**DIRECTIVE:** Extract every line from the records below that contains the word "Перечень".

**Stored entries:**
/---
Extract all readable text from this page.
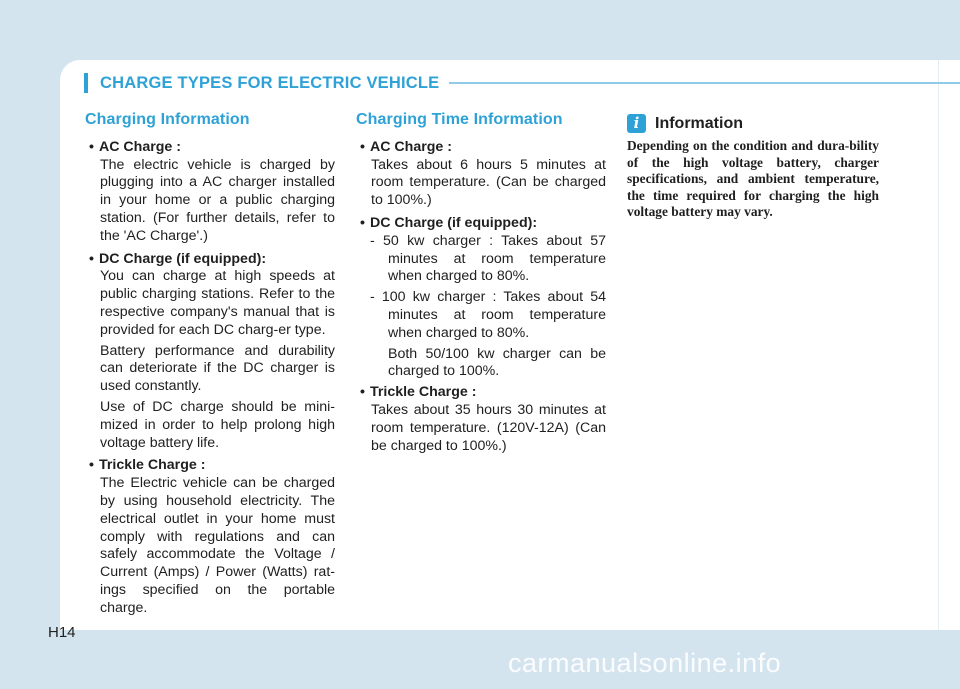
CHARGE TYPES FOR ELECTRIC VEHICLE
Charging Information
• AC Charge :
The electric vehicle is charged by plugging into a AC charger installed in your home or a public charging station. (For further details, refer to the 'AC Charge'.)
• DC Charge (if equipped):
You can charge at high speeds at public charging stations. Refer to the respective company's manual that is provided for each DC charg-er type.
Battery performance and durability can deteriorate if the DC charger is used constantly.
Use of DC charge should be mini-mized in order to help prolong high voltage battery life.
• Trickle Charge :
The Electric vehicle can be charged by using household electricity. The electrical outlet in your home must comply with regulations and can safely accommodate the Voltage / Current (Amps) / Power (Watts) rat-ings specified on the portable charge.
Charging Time Information
• AC Charge :
Takes about 6 hours 5 minutes at room temperature. (Can be charged to 100%.)
• DC Charge (if equipped):
- 50 kw charger : Takes about 57 minutes at room temperature when charged to 80%.
- 100 kw charger : Takes about 54 minutes at room temperature when charged to 80%.
Both 50/100 kw charger can be charged to 100%.
• Trickle Charge :
Takes about 35 hours 30 minutes at room temperature. (120V-12A) (Can be charged to 100%.)
i Information

Depending on the condition and dura-bility of the high voltage battery, charger specifications, and ambient temperature, the time required for charging the high voltage battery may vary.

H14
carmanualsonline.info
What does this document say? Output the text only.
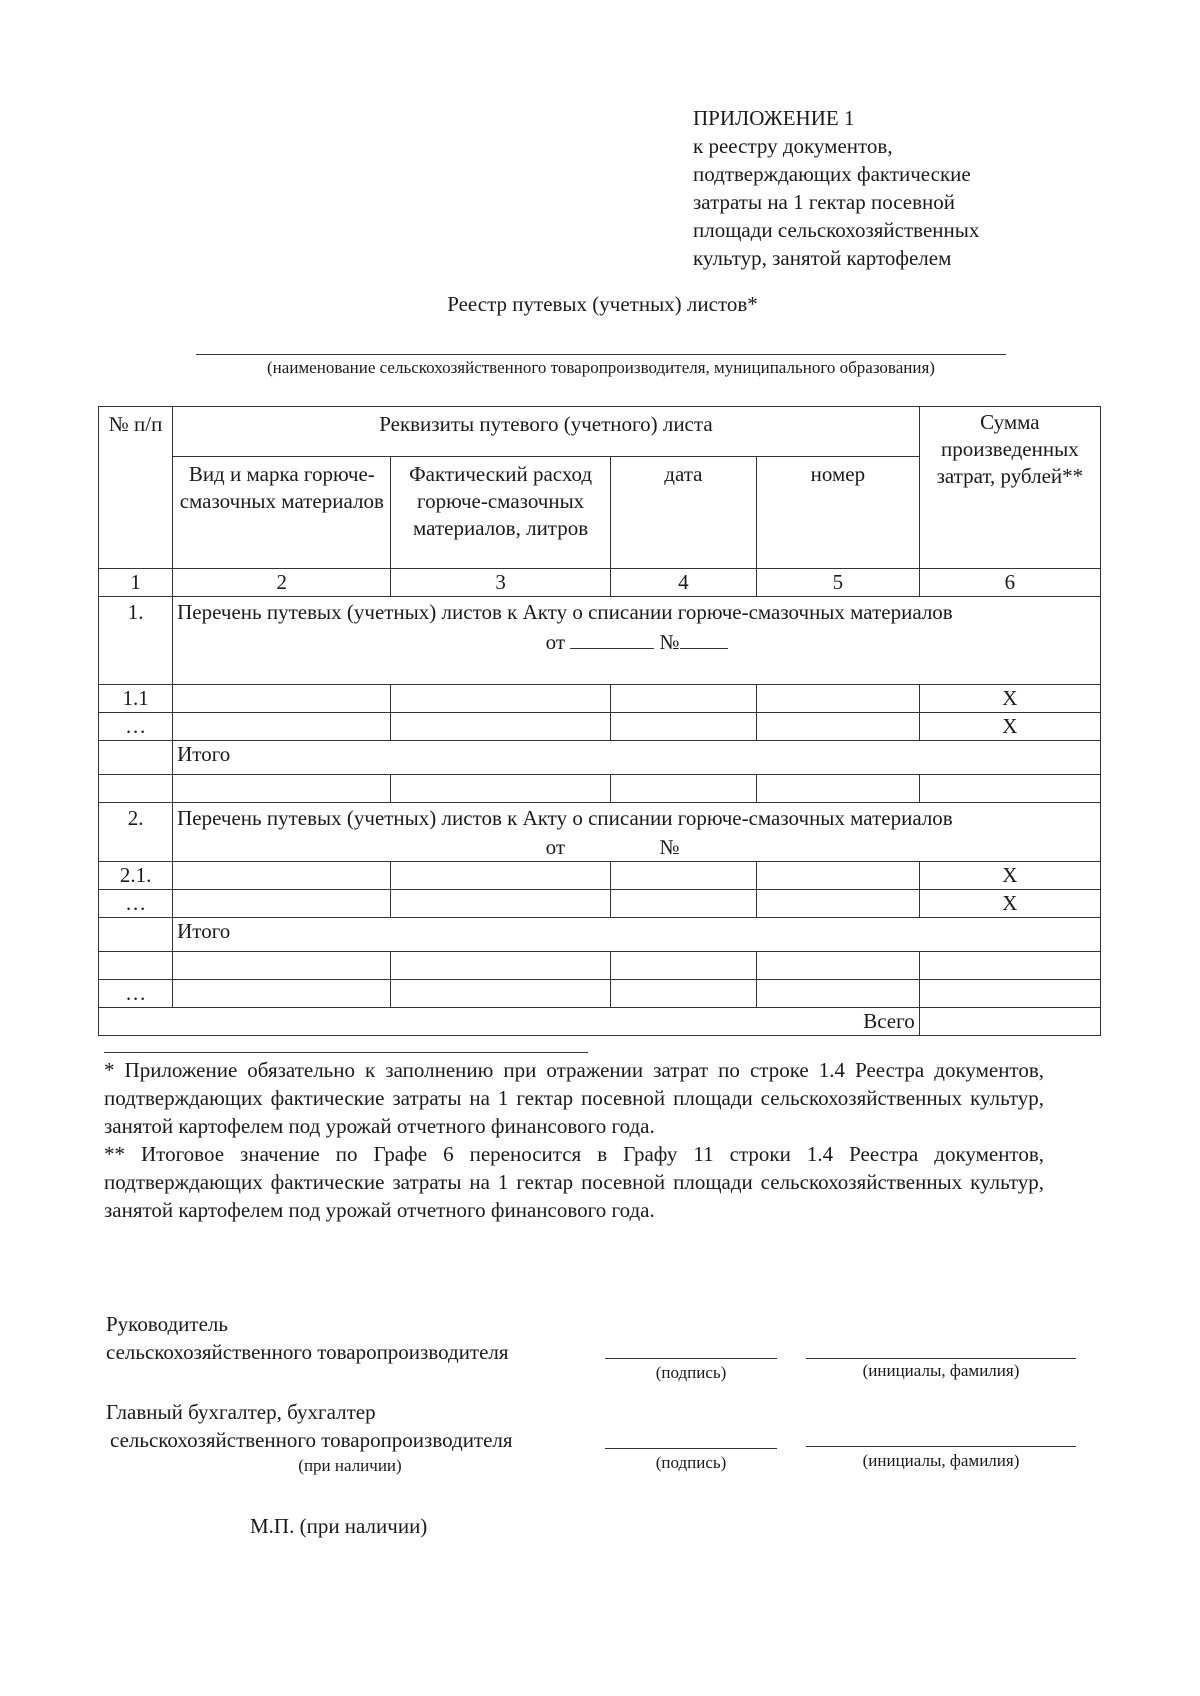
ПРИЛОЖЕНИЕ 1
к реестру документов,
подтверждающих фактические
затраты на 1 гектар посевной
площади сельскохозяйственных
культур, занятой картофелем
Реестр путевых (учетных) листов*
(наименование сельскохозяйственного товаропроизводителя, муниципального образования)
№ п/п	Реквизиты путевого (учетного) листа				Сумма произведенных затрат, рублей**
	Вид и марка горюче-смазочных материалов	Фактический расход горюче-смазочных материалов, литров	дата	номер	
1	2	3	4	5	6
1.	Перечень путевых (учетных) листов к Акту о списании горюче-смазочных материалов
от №				

1.1					X
…					X
	Итого				

2.	Перечень путевых (учетных) листов к Акту о списании горюче-смазочных материалов
от №				

2.1.					X
…					X
	Итого				

…					
Всего					

* Приложение обязательно к заполнению при отражении затрат по строке 1.4 Реестра документов, подтверждающих фактические затраты на 1 гектар посевной площади сельскохозяйственных культур, занятой картофелем под урожай отчетного финансового года.

** Итоговое значение по Графе 6 переносится в Графу 11 строки 1.4 Реестра документов, подтверждающих фактические затраты на 1 гектар посевной площади сельскохозяйственных культур, занятой картофелем под урожай отчетного финансового года.

Руководитель
сельскохозяйственного товаропроизводителя
(подпись)	(инициалы, фамилия)
Главный бухгалтер, бухгалтер
сельскохозяйственного товаропроизводителя
(при наличии)	(подпись)	(инициалы, фамилия)
М.П. (при наличии)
\---
**FULL ANSWER:**
1.	Перечень путевых (учетных) листов к Акту о списании горюче-смазочных материалов
2.	Перечень путевых (учетных) листов к Акту о списании горюче-смазочных материалов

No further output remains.